**PROVIDED MATERIAL**

-----

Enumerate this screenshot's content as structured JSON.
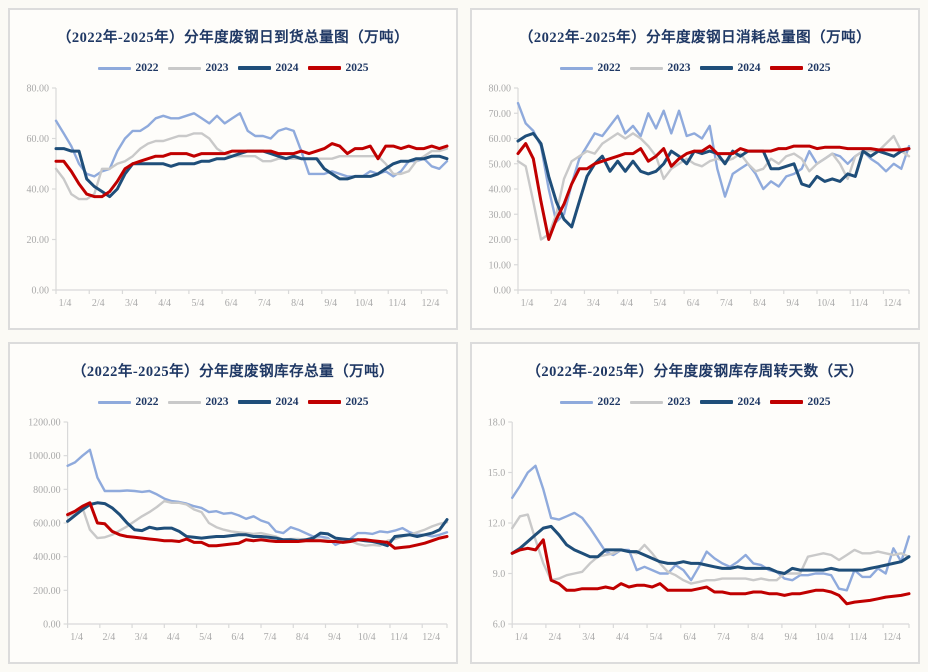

-----

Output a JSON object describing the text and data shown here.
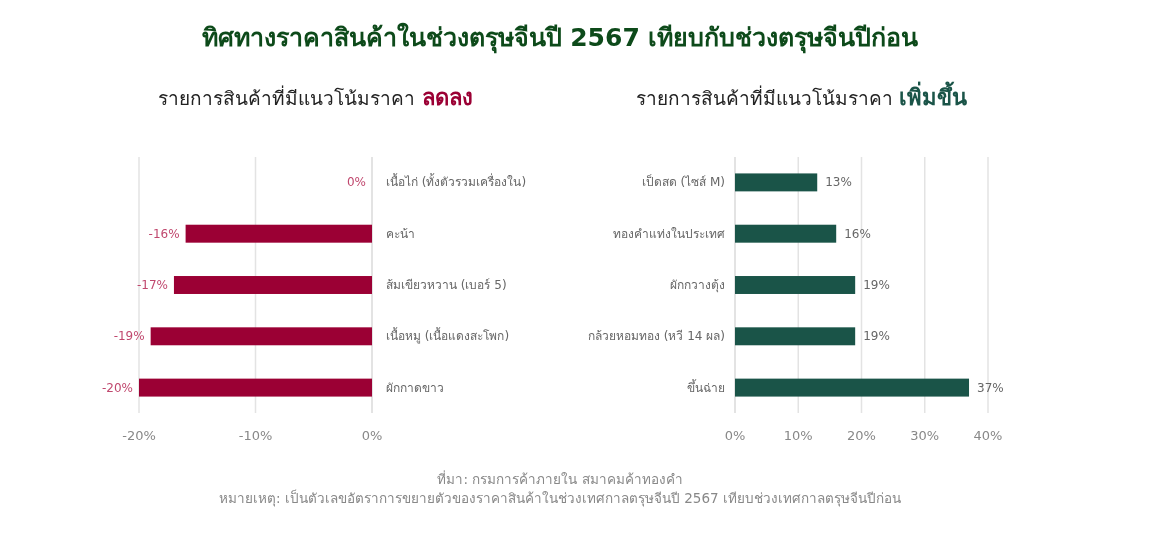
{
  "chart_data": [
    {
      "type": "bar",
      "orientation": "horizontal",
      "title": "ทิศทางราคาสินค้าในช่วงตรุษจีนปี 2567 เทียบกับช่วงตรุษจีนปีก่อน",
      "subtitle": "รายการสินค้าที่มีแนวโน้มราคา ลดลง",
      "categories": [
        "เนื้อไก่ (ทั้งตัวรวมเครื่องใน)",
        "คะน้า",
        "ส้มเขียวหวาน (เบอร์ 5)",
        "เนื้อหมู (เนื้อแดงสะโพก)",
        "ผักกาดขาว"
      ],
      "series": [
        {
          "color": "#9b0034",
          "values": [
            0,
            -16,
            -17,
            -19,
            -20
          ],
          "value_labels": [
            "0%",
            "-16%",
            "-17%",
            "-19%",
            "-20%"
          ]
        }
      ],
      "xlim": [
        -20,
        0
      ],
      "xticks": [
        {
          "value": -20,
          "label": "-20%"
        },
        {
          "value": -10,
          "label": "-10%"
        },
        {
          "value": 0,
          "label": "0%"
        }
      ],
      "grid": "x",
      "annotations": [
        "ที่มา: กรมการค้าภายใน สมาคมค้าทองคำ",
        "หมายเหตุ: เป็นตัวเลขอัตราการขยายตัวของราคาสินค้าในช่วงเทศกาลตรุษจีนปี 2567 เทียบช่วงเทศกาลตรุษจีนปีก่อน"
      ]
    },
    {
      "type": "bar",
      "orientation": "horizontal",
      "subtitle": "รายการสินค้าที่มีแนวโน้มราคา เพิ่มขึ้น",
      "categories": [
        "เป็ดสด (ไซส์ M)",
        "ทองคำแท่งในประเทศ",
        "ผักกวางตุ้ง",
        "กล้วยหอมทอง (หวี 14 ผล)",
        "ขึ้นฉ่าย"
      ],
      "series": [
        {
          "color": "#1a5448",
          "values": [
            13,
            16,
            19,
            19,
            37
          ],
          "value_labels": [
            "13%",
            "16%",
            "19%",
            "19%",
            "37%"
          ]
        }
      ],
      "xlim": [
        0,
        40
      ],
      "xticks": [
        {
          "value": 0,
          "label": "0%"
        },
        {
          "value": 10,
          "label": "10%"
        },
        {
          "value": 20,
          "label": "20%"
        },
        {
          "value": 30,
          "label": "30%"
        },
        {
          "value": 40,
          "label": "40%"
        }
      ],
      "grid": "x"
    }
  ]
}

-----

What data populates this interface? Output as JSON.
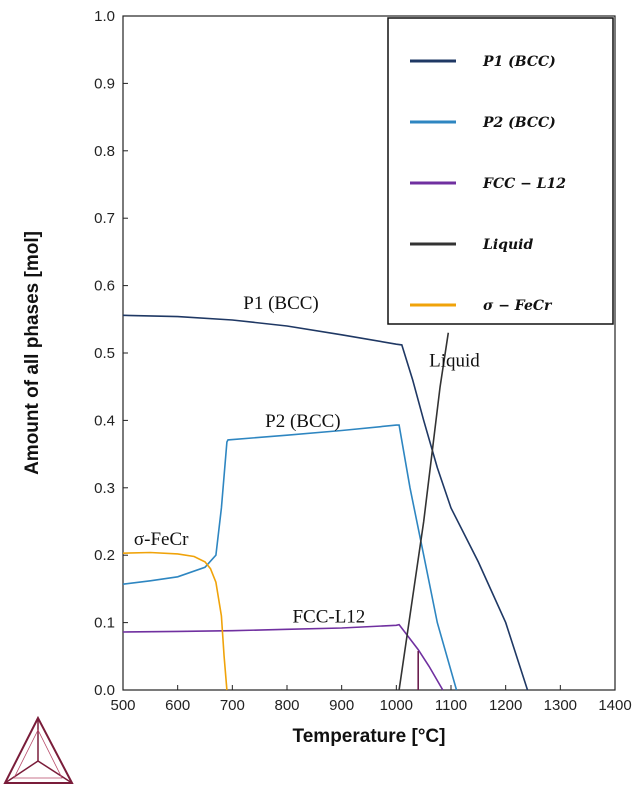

-----

**WHAT IS ASKED**
Lines holding the word "this" should be counted across the entries; state only how many there are.

**PROBLEM SOLUTION**
2